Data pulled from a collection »
● ● ● ● ● ● ●

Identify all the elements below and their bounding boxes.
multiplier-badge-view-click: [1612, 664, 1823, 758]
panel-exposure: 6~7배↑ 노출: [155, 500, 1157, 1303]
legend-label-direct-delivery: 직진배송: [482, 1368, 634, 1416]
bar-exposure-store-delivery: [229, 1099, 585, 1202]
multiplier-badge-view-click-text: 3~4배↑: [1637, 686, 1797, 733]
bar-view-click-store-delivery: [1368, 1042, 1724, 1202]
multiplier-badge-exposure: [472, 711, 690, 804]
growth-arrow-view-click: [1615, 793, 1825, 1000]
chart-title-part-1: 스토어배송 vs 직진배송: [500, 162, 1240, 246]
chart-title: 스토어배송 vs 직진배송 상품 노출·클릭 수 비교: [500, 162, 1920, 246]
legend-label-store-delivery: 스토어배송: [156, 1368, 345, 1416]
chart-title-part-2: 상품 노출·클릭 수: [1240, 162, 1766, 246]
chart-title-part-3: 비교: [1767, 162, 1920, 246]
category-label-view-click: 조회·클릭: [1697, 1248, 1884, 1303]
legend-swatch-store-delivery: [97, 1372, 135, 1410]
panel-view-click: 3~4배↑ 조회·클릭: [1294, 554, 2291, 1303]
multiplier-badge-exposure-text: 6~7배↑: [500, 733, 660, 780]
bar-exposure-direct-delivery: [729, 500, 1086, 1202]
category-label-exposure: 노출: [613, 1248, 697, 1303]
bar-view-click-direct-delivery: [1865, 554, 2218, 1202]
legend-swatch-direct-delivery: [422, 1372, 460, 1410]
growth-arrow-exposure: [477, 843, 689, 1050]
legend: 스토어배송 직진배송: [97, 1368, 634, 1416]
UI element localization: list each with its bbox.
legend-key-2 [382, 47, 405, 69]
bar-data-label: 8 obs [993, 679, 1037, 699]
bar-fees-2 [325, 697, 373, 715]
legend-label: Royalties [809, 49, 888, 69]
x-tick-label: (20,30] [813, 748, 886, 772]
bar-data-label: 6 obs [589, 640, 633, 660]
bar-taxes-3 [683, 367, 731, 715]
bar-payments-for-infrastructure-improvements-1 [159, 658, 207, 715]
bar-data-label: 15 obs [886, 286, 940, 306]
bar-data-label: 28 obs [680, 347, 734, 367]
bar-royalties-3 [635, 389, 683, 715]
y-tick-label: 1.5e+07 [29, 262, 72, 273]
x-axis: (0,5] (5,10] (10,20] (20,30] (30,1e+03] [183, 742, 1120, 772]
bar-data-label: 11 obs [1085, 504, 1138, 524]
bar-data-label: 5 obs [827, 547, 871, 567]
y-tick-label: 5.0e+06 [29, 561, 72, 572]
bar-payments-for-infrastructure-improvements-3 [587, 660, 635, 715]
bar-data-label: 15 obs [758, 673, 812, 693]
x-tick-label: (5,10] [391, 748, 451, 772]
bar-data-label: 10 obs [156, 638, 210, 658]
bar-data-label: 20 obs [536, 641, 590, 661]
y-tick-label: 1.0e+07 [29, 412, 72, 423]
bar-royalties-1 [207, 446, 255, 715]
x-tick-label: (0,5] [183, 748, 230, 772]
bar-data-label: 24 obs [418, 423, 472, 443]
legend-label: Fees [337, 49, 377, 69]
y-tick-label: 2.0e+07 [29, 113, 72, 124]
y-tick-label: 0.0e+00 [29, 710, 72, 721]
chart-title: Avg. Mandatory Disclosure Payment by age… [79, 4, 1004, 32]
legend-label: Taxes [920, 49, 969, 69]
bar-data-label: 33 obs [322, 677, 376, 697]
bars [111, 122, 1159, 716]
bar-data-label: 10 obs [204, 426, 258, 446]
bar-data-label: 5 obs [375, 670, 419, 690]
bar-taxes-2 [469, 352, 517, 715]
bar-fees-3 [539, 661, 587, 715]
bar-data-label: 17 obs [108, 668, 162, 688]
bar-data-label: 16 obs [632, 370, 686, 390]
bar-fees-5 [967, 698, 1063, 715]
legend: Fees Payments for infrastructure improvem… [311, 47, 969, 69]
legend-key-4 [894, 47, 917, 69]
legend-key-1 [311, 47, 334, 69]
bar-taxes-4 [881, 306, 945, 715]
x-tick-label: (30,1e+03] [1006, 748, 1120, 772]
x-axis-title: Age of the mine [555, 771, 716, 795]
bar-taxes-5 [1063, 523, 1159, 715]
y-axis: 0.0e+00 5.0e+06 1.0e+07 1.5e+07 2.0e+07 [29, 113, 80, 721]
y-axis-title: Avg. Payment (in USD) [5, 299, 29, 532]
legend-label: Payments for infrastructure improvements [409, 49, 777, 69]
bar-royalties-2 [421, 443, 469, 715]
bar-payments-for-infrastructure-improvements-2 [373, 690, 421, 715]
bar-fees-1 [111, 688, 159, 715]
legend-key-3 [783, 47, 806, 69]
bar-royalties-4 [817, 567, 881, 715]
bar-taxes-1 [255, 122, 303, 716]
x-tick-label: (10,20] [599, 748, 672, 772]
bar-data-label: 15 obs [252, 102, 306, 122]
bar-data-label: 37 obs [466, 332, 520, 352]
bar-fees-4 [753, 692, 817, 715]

● ● ● ● ● ● ●

Return every line of the items above, word for word and character for character.

Identify all the elements below and their bounding boxes.
multiplier-badge-view-click: [1612, 664, 1823, 758]
panel-exposure: 6~7배↑ 노출: [155, 500, 1157, 1303]
legend-label-direct-delivery: 직진배송: [482, 1368, 634, 1416]
bar-exposure-store-delivery: [229, 1099, 585, 1202]
multiplier-badge-view-click-text: 3~4배↑: [1637, 686, 1797, 733]
bar-view-click-store-delivery: [1368, 1042, 1724, 1202]
multiplier-badge-exposure: [472, 711, 690, 804]
growth-arrow-view-click: [1615, 793, 1825, 1000]
chart-title-part-1: 스토어배송 vs 직진배송: [500, 162, 1240, 246]
chart-title: 스토어배송 vs 직진배송 상품 노출·클릭 수 비교: [500, 162, 1920, 246]
legend-label-store-delivery: 스토어배송: [156, 1368, 345, 1416]
chart-title-part-2: 상품 노출·클릭 수: [1240, 162, 1766, 246]
chart-title-part-3: 비교: [1767, 162, 1920, 246]
category-label-view-click: 조회·클릭: [1697, 1248, 1884, 1303]
legend-swatch-store-delivery: [97, 1372, 135, 1410]
panel-view-click: 3~4배↑ 조회·클릭: [1294, 554, 2291, 1303]
multiplier-badge-exposure-text: 6~7배↑: [500, 733, 660, 780]
bar-exposure-direct-delivery: [729, 500, 1086, 1202]
category-label-exposure: 노출: [613, 1248, 697, 1303]
bar-view-click-direct-delivery: [1865, 554, 2218, 1202]
legend-swatch-direct-delivery: [422, 1372, 460, 1410]
growth-arrow-exposure: [477, 843, 689, 1050]
legend: 스토어배송 직진배송: [97, 1368, 634, 1416]
UI element localization: list each with its bbox.
legend-key-2 [382, 47, 405, 69]
bar-data-label: 8 obs [993, 679, 1037, 699]
bar-fees-2 [325, 697, 373, 715]
legend-label: Royalties [809, 49, 888, 69]
x-tick-label: (20,30] [813, 748, 886, 772]
bar-data-label: 6 obs [589, 640, 633, 660]
bar-taxes-3 [683, 367, 731, 715]
bar-payments-for-infrastructure-improvements-1 [159, 658, 207, 715]
bar-data-label: 15 obs [886, 286, 940, 306]
bar-data-label: 28 obs [680, 347, 734, 367]
bar-royalties-3 [635, 389, 683, 715]
y-tick-label: 1.5e+07 [29, 262, 72, 273]
x-axis: (0,5] (5,10] (10,20] (20,30] (30,1e+03] [183, 742, 1120, 772]
bar-data-label: 11 obs [1085, 504, 1138, 524]
bar-data-label: 5 obs [827, 547, 871, 567]
y-tick-label: 5.0e+06 [29, 561, 72, 572]
bar-payments-for-infrastructure-improvements-3 [587, 660, 635, 715]
bar-data-label: 15 obs [758, 673, 812, 693]
x-tick-label: (5,10] [391, 748, 451, 772]
bar-data-label: 10 obs [156, 638, 210, 658]
bar-data-label: 20 obs [536, 641, 590, 661]
y-tick-label: 1.0e+07 [29, 412, 72, 423]
bar-royalties-1 [207, 446, 255, 715]
x-tick-label: (0,5] [183, 748, 230, 772]
bar-data-label: 24 obs [418, 423, 472, 443]
legend-label: Fees [337, 49, 377, 69]
y-tick-label: 2.0e+07 [29, 113, 72, 124]
y-tick-label: 0.0e+00 [29, 710, 72, 721]
chart-title: Avg. Mandatory Disclosure Payment by age… [79, 4, 1004, 32]
legend-label: Taxes [920, 49, 969, 69]
bar-data-label: 33 obs [322, 677, 376, 697]
bars [111, 122, 1159, 716]
bar-data-label: 10 obs [204, 426, 258, 446]
bar-data-label: 5 obs [375, 670, 419, 690]
bar-taxes-2 [469, 352, 517, 715]
bar-fees-3 [539, 661, 587, 715]
bar-data-label: 17 obs [108, 668, 162, 688]
bar-data-label: 16 obs [632, 370, 686, 390]
bar-fees-5 [967, 698, 1063, 715]
legend: Fees Payments for infrastructure improvem… [311, 47, 969, 69]
legend-key-4 [894, 47, 917, 69]
legend-key-1 [311, 47, 334, 69]
bar-taxes-4 [881, 306, 945, 715]
x-tick-label: (30,1e+03] [1006, 748, 1120, 772]
x-axis-title: Age of the mine [555, 771, 716, 795]
bar-taxes-5 [1063, 523, 1159, 715]
y-axis: 0.0e+00 5.0e+06 1.0e+07 1.5e+07 2.0e+07 [29, 113, 80, 721]
y-axis-title: Avg. Payment (in USD) [5, 299, 29, 532]
legend-label: Payments for infrastructure improvements [409, 49, 777, 69]
bar-royalties-2 [421, 443, 469, 715]
bar-payments-for-infrastructure-improvements-2 [373, 690, 421, 715]
bar-fees-1 [111, 688, 159, 715]
legend-key-3 [783, 47, 806, 69]
bar-royalties-4 [817, 567, 881, 715]
bar-taxes-1 [255, 122, 303, 716]
x-tick-label: (10,20] [599, 748, 672, 772]
bar-data-label: 15 obs [252, 102, 306, 122]
bar-data-label: 37 obs [466, 332, 520, 352]
bar-fees-4 [753, 692, 817, 715]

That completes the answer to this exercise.